╔══
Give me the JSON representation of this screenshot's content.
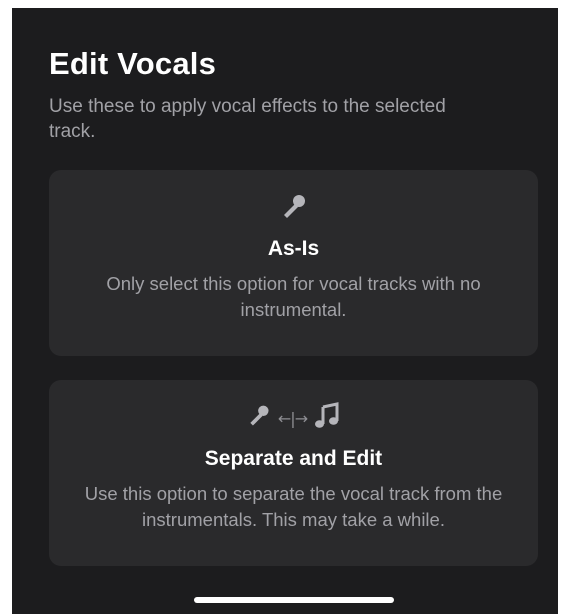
{
  "sheet": {
    "title": "Edit Vocals",
    "subtitle": "Use these to apply vocal effects to the selected track."
  },
  "options": [
    {
      "icon": "microphone-icon",
      "title": "As-Is",
      "description": "Only select this option for vocal tracks with no instrumental."
    },
    {
      "icons": [
        "microphone-icon",
        "split-arrows-icon",
        "music-notes-icon"
      ],
      "separator_glyph": "←|→",
      "title": "Separate and Edit",
      "description": "Use this option to separate the vocal track from the instrumentals. This may take a while."
    }
  ],
  "colors": {
    "background": "#1c1c1e",
    "card": "#2a2a2c",
    "title_text": "#ffffff",
    "secondary_text": "#a1a1a6"
  }
}
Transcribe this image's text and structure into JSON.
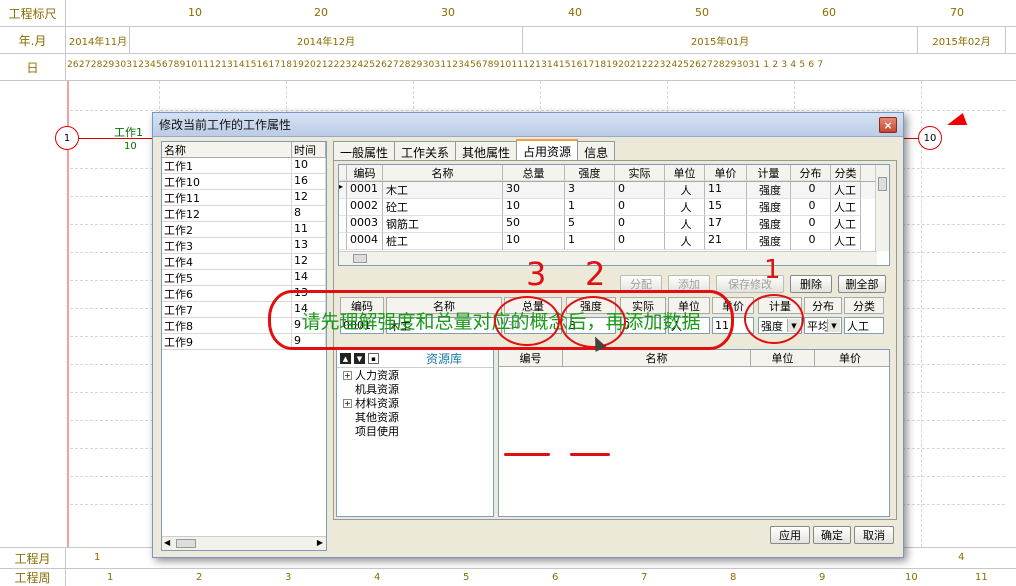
╚══
What the task asks :: Reproduce each line exactly as it appears, omitting the pictures.

Response ::
Give me the JSON representation of this screenshot's content.
{
  "sheet": {
    "title": "Edit Vocals",
    "subtitle": "Use these to apply vocal effects to the selected track."
  },
  "options": [
    {
      "icon": "microphone-icon",
      "title": "As-Is",
      "description": "Only select this option for vocal tracks with no instrumental."
    },
    {
      "icons": [
        "microphone-icon",
        "split-arrows-icon",
        "music-notes-icon"
      ],
      "separator_glyph": "←|→",
      "title": "Separate and Edit",
      "description": "Use this option to separate the vocal track from the instrumentals. This may take a while."
    }
  ],
  "colors": {
    "background": "#1c1c1e",
    "card": "#2a2a2c",
    "title_text": "#ffffff",
    "secondary_text": "#a1a1a6"
  }
}
Transcribe this image's text and structure into JSON.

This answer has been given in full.